- TASK:
Starting with the line that contains "Give me a plain-text", repeat exactly every line through the last one in the records below, and leave out the pictures.

Stored records
* * * *

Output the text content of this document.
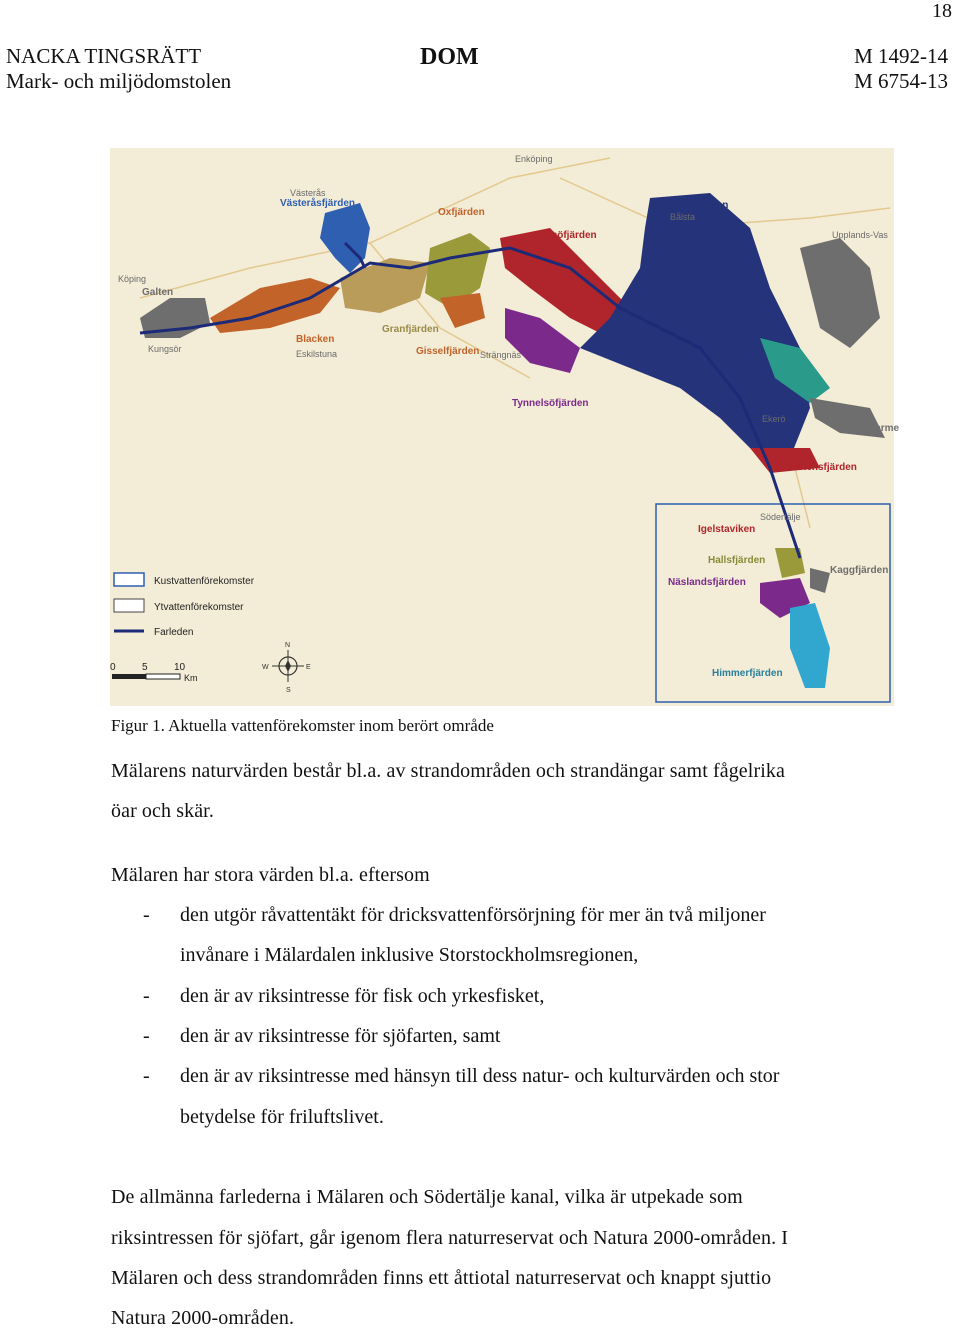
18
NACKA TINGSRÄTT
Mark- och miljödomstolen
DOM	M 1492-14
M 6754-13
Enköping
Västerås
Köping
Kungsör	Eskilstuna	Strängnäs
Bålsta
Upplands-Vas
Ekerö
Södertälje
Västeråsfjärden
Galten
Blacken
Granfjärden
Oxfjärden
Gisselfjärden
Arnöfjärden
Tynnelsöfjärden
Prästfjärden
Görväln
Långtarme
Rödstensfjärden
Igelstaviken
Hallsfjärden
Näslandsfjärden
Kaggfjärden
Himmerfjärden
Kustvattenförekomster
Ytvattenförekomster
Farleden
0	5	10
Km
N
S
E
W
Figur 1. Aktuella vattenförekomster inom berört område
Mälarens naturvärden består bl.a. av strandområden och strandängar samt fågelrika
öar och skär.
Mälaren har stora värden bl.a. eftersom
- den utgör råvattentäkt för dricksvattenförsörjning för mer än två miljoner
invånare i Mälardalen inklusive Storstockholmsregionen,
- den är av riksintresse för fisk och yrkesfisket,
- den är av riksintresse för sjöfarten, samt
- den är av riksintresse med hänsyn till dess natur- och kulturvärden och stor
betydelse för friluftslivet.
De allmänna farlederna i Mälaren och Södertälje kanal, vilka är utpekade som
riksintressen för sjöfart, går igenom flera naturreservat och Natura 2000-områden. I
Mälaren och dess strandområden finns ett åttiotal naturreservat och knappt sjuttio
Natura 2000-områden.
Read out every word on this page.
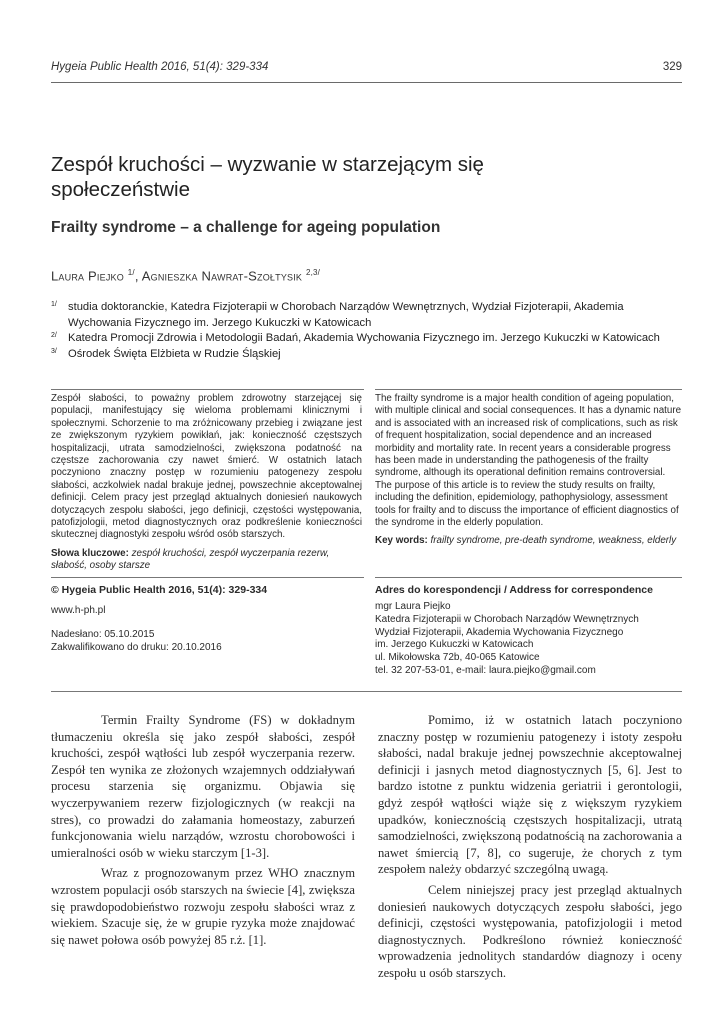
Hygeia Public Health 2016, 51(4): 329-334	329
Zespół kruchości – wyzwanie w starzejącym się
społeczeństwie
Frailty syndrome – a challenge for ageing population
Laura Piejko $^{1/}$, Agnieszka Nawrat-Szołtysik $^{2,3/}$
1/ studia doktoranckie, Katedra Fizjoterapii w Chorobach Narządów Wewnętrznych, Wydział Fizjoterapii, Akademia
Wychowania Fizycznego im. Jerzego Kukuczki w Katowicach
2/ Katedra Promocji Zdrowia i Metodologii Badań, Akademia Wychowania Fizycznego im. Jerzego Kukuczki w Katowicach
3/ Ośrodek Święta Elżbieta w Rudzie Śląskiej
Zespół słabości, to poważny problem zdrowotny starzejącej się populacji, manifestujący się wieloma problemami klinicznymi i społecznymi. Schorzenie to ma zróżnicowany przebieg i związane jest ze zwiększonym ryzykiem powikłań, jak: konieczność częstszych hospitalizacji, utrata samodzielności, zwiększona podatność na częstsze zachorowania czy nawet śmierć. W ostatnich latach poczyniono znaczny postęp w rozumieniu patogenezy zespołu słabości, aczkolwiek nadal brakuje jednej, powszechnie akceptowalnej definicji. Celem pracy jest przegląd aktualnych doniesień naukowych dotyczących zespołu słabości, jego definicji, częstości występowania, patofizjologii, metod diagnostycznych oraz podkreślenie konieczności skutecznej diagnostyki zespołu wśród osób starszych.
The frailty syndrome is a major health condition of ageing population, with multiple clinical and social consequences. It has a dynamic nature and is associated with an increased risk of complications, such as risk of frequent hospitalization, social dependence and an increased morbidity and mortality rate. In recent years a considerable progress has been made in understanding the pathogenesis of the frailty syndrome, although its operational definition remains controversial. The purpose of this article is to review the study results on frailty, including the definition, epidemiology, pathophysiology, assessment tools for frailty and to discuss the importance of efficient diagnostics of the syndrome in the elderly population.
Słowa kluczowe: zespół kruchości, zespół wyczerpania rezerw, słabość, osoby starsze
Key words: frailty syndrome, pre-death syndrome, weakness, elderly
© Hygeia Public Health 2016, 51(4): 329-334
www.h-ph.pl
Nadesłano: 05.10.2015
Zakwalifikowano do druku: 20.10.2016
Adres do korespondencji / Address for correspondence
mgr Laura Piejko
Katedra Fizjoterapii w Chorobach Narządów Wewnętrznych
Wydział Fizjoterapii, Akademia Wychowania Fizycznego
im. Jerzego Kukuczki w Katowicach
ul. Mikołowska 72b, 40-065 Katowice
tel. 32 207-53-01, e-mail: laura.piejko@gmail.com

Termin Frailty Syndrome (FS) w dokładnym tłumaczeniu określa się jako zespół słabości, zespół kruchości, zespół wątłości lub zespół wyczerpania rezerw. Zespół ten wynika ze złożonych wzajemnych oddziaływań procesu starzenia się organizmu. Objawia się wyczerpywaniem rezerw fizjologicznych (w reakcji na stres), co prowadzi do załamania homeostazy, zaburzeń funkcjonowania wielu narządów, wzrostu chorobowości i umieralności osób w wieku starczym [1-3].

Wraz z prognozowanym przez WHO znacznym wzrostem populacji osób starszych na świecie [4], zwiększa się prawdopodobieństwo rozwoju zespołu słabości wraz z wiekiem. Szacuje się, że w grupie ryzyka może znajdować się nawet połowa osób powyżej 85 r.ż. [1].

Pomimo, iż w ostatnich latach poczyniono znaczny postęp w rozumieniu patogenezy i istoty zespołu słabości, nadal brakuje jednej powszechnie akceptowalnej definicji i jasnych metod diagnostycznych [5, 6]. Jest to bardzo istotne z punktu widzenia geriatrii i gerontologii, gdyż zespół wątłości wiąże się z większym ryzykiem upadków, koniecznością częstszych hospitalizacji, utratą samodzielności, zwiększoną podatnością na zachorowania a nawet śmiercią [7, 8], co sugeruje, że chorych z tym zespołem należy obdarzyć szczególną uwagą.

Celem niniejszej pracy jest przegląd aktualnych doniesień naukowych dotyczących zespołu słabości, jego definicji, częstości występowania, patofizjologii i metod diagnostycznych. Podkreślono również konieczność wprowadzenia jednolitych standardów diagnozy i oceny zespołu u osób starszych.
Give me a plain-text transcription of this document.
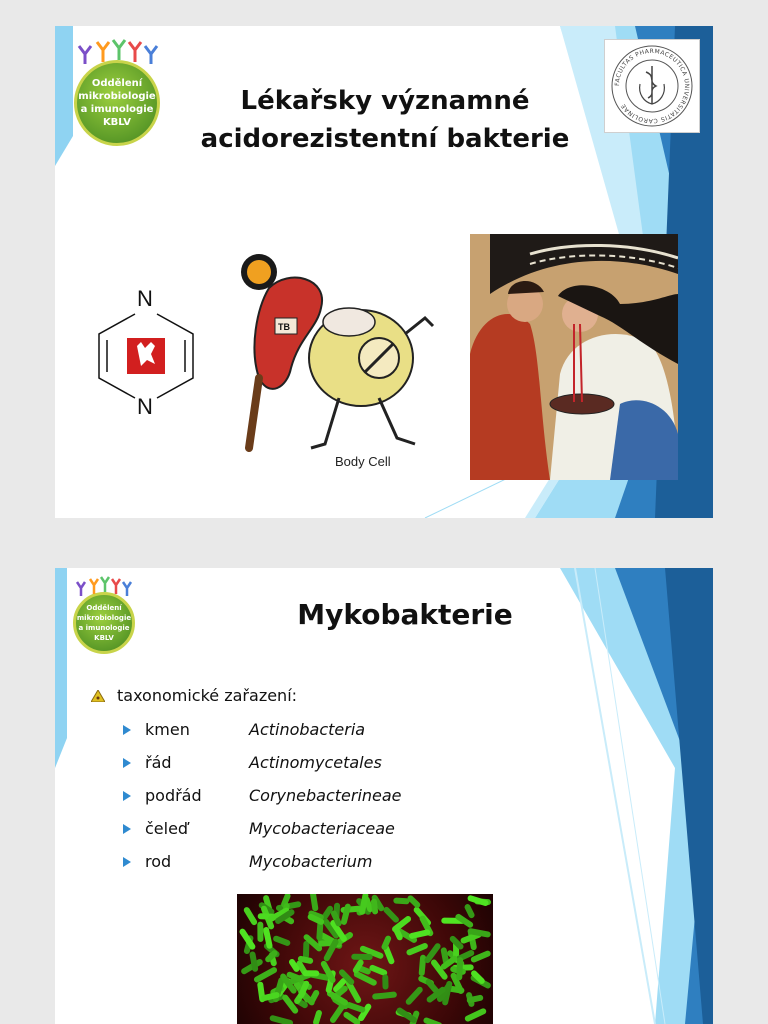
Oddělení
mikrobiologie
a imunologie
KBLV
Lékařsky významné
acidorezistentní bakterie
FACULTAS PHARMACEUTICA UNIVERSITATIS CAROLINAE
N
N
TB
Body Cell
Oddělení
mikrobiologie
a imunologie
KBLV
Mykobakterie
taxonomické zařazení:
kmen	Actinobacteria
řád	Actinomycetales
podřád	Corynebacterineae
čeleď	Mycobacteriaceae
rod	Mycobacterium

* * * *

- TASK SOLUTION:
Give me a plain-text transcription of this document.
Oddělení
mikrobiologie
a imunologie
KBLV
Lékařsky významné
acidorezistentní bakterie
FACULTAS PHARMACEUTICA UNIVERSITATIS CAROLINAE
N
N
TB
Body Cell
Oddělení
mikrobiologie
a imunologie
KBLV
Mykobakterie
taxonomické zařazení:
kmen	Actinobacteria
řád	Actinomycetales
podřád	Corynebacterineae
čeleď	Mycobacteriaceae
rod	Mycobacterium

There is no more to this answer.